Write out the material below word for word, from its first line through the line containing "- mail-icon[interactable]: [728, 33, 739, 44]", with both of those lines included.

(Region boundary data)
◆ ◆ ◆ ◆ ◆ ◆ ◆
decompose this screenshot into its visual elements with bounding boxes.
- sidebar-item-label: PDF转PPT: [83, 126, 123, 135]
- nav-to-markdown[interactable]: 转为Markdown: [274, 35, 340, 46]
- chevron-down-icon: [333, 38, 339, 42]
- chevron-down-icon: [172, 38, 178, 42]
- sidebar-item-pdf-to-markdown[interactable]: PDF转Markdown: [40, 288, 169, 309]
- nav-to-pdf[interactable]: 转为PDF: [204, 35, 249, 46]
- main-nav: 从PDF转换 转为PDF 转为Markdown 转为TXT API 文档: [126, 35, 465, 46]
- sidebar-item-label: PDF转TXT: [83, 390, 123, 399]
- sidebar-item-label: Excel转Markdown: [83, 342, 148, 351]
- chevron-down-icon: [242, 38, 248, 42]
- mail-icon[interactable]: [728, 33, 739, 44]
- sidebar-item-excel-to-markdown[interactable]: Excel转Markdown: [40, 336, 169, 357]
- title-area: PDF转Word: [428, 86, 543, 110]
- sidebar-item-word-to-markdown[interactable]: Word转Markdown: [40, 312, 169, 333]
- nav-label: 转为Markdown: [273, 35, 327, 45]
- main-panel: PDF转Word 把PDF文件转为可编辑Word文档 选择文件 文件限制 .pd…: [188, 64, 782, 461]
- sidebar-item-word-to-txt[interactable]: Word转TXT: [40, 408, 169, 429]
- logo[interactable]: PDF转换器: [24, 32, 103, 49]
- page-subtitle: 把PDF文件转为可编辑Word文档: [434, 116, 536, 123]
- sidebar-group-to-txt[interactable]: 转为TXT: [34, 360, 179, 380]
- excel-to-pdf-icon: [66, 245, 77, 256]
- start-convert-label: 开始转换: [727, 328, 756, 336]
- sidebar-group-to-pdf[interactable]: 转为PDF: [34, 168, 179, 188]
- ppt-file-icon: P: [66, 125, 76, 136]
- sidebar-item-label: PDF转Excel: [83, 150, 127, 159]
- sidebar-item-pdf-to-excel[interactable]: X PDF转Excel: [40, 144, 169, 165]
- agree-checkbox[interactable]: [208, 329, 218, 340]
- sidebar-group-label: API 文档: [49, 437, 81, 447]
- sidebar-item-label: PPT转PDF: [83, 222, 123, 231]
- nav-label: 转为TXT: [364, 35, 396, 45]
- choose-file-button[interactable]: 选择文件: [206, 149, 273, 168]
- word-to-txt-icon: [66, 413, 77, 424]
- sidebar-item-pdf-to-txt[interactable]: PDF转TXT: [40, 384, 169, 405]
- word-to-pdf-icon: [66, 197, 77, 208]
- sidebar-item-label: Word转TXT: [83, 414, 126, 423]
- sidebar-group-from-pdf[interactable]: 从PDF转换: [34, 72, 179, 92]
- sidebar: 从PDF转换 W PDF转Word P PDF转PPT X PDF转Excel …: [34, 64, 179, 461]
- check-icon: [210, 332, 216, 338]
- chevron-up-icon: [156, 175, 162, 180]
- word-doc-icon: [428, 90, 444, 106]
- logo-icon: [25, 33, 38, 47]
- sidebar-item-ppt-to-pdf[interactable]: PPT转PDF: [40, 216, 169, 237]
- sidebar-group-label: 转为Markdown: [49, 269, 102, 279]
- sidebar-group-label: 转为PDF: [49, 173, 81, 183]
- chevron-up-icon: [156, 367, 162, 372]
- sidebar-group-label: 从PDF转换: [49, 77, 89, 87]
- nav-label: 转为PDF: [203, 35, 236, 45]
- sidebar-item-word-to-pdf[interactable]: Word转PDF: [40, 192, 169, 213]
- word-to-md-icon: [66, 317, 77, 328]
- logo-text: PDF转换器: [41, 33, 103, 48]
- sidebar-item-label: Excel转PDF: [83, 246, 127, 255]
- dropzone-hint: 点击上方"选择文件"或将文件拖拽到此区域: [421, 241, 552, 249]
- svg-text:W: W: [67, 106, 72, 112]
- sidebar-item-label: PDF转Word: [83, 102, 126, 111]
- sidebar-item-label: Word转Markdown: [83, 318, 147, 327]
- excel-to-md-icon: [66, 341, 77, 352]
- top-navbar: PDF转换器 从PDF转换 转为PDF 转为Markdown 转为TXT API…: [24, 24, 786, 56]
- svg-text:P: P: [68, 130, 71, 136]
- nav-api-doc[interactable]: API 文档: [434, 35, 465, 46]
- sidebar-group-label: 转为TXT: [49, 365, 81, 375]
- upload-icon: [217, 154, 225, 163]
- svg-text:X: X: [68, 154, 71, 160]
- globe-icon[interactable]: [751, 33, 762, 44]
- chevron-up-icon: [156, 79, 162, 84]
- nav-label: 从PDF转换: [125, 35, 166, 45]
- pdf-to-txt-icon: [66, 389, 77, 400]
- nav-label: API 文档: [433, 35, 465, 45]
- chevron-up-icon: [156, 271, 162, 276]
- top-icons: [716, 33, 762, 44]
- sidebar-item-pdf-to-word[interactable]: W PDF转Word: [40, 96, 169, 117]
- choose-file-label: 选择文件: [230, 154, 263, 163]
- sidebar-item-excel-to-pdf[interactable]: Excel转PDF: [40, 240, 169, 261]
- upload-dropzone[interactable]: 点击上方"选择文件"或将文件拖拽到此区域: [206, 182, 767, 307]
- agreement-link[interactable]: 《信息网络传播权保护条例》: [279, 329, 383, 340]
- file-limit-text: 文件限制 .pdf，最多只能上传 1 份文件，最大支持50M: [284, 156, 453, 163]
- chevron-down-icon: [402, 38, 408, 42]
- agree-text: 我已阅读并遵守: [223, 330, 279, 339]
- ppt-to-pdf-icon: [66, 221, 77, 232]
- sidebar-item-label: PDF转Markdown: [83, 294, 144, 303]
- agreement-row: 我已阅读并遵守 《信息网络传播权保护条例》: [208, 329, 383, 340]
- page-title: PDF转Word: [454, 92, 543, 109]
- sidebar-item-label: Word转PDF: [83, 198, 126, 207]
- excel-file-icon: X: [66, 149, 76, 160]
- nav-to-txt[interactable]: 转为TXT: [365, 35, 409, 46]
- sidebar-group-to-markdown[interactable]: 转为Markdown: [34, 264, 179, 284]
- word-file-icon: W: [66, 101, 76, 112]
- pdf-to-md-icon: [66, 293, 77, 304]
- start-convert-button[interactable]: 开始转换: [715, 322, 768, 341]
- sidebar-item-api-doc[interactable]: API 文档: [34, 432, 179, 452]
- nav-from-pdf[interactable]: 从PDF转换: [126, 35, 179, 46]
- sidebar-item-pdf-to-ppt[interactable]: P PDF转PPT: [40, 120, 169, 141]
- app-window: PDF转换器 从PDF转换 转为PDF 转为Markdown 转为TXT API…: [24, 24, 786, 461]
◆ ◆ ◆ ◆ ◆ ◆ ◆
### Exercise answer
decompose this screenshot into its visual elements with bounding boxes.
- sidebar-item-label: PDF转PPT: [83, 126, 123, 135]
- nav-to-markdown[interactable]: 转为Markdown: [274, 35, 340, 46]
- chevron-down-icon: [333, 38, 339, 42]
- chevron-down-icon: [172, 38, 178, 42]
- sidebar-item-pdf-to-markdown[interactable]: PDF转Markdown: [40, 288, 169, 309]
- nav-to-pdf[interactable]: 转为PDF: [204, 35, 249, 46]
- main-nav: 从PDF转换 转为PDF 转为Markdown 转为TXT API 文档: [126, 35, 465, 46]
- sidebar-item-label: PDF转TXT: [83, 390, 123, 399]
- sidebar-item-label: Excel转Markdown: [83, 342, 148, 351]
- chevron-down-icon: [242, 38, 248, 42]
- mail-icon[interactable]: [728, 33, 739, 44]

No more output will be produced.